Required work: Look through the material below. Copy every line with the string "this" in it.

───── Extracted records ─────

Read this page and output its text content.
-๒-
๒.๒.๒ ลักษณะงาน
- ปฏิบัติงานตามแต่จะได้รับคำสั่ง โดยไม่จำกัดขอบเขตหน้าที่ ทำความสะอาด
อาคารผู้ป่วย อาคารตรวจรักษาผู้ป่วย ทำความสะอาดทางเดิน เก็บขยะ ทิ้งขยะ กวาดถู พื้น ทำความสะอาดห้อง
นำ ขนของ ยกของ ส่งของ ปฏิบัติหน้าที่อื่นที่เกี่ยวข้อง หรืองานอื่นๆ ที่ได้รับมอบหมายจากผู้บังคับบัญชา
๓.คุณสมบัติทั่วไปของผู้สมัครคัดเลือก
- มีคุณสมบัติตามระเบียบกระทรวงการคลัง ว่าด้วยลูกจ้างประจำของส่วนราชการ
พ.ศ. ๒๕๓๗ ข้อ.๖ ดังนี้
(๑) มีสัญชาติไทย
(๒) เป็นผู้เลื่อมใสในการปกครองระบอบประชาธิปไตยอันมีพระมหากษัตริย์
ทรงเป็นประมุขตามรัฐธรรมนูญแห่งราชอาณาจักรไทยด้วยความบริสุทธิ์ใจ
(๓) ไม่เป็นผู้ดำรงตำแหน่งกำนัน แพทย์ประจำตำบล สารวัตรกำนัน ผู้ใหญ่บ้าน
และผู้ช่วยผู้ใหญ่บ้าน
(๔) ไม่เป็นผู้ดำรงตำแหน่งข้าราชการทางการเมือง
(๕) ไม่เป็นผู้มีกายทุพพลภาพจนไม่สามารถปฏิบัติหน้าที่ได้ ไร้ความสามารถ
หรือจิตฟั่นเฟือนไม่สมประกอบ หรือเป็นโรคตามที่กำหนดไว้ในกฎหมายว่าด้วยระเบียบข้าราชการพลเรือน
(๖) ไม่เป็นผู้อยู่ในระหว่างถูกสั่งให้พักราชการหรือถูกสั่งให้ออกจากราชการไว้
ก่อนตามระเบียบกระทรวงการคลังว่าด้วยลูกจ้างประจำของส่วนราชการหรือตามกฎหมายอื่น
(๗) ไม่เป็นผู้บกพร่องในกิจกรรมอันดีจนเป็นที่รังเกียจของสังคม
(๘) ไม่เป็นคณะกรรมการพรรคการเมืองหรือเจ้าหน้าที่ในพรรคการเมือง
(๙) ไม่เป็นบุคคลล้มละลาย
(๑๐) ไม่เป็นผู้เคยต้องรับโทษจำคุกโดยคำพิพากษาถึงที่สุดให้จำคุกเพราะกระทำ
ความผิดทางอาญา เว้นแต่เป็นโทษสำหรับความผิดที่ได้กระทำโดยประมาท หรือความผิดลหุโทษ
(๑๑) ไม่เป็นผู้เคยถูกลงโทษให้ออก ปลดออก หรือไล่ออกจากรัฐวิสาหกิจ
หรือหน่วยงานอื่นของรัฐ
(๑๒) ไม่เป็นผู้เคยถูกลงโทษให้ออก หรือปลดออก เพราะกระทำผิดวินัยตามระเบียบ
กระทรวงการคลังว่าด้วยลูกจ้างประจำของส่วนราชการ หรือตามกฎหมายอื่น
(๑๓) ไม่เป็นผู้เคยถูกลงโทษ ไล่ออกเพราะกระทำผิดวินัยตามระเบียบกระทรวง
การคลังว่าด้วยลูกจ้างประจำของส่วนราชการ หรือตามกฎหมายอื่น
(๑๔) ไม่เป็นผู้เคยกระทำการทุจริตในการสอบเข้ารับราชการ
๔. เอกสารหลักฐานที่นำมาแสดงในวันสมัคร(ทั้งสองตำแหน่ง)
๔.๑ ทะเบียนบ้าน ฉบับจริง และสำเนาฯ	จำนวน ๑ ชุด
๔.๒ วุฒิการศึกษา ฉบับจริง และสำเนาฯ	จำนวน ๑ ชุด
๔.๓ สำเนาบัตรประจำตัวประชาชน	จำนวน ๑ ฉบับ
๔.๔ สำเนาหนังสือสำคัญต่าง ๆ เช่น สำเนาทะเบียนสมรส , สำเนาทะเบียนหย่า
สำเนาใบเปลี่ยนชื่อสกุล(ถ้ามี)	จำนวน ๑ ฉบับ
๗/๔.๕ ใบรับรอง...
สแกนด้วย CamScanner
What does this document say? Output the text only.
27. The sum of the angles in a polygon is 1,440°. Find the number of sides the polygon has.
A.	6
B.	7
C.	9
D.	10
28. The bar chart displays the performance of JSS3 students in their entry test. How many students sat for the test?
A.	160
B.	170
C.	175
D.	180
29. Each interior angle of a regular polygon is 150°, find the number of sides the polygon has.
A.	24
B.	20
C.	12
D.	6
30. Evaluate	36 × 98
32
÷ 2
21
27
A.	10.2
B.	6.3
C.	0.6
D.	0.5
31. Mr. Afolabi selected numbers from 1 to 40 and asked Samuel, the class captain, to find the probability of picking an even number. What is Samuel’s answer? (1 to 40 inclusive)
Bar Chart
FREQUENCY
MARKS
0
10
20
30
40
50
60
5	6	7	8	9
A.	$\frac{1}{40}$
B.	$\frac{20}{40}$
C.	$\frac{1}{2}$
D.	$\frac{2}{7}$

─────

Exercise response:
Read this page and output its text content.
What does this document say? Output the text only.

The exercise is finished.